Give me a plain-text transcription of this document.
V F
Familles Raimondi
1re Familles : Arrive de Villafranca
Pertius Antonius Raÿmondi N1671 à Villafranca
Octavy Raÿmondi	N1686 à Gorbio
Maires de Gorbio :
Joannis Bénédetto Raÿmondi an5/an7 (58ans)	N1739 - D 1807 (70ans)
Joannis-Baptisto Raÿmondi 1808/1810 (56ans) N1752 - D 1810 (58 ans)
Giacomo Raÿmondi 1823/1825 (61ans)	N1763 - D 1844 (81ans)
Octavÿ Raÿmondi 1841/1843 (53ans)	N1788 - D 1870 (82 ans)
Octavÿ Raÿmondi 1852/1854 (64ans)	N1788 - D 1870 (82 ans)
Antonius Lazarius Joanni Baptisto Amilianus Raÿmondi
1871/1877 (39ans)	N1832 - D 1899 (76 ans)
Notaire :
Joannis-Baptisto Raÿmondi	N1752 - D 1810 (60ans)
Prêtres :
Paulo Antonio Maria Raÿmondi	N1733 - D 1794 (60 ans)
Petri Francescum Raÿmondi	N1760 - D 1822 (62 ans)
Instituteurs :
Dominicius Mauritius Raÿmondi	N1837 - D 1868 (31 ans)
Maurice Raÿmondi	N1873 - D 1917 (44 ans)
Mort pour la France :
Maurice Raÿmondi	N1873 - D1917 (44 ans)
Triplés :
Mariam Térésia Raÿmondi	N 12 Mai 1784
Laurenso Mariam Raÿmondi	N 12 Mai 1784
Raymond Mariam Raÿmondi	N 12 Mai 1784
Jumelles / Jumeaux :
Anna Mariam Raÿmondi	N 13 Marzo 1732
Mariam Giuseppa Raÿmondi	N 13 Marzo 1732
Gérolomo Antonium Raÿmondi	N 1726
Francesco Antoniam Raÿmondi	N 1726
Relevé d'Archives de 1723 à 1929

════════════════════

--- What this task involves ---
Retype the whole listing above exactly.

--- Answer in full ---
Give me a plain-text transcription of this document.
V F
Familles Raimondi
1re Familles : Arrive de Villafranca
Pertius Antonius Raÿmondi N1671 à Villafranca
Octavy Raÿmondi	N1686 à Gorbio
Maires de Gorbio :
Joannis Bénédetto Raÿmondi an5/an7 (58ans)	N1739 - D 1807 (70ans)
Joannis-Baptisto Raÿmondi 1808/1810 (56ans) N1752 - D 1810 (58 ans)
Giacomo Raÿmondi 1823/1825 (61ans)	N1763 - D 1844 (81ans)
Octavÿ Raÿmondi 1841/1843 (53ans)	N1788 - D 1870 (82 ans)
Octavÿ Raÿmondi 1852/1854 (64ans)	N1788 - D 1870 (82 ans)
Antonius Lazarius Joanni Baptisto Amilianus Raÿmondi
1871/1877 (39ans)	N1832 - D 1899 (76 ans)
Notaire :
Joannis-Baptisto Raÿmondi	N1752 - D 1810 (60ans)
Prêtres :
Paulo Antonio Maria Raÿmondi	N1733 - D 1794 (60 ans)
Petri Francescum Raÿmondi	N1760 - D 1822 (62 ans)
Instituteurs :
Dominicius Mauritius Raÿmondi	N1837 - D 1868 (31 ans)
Maurice Raÿmondi	N1873 - D 1917 (44 ans)
Mort pour la France :
Maurice Raÿmondi	N1873 - D1917 (44 ans)
Triplés :
Mariam Térésia Raÿmondi	N 12 Mai 1784
Laurenso Mariam Raÿmondi	N 12 Mai 1784
Raymond Mariam Raÿmondi	N 12 Mai 1784
Jumelles / Jumeaux :
Anna Mariam Raÿmondi	N 13 Marzo 1732
Mariam Giuseppa Raÿmondi	N 13 Marzo 1732
Gérolomo Antonium Raÿmondi	N 1726
Francesco Antoniam Raÿmondi	N 1726
Relevé d'Archives de 1723 à 1929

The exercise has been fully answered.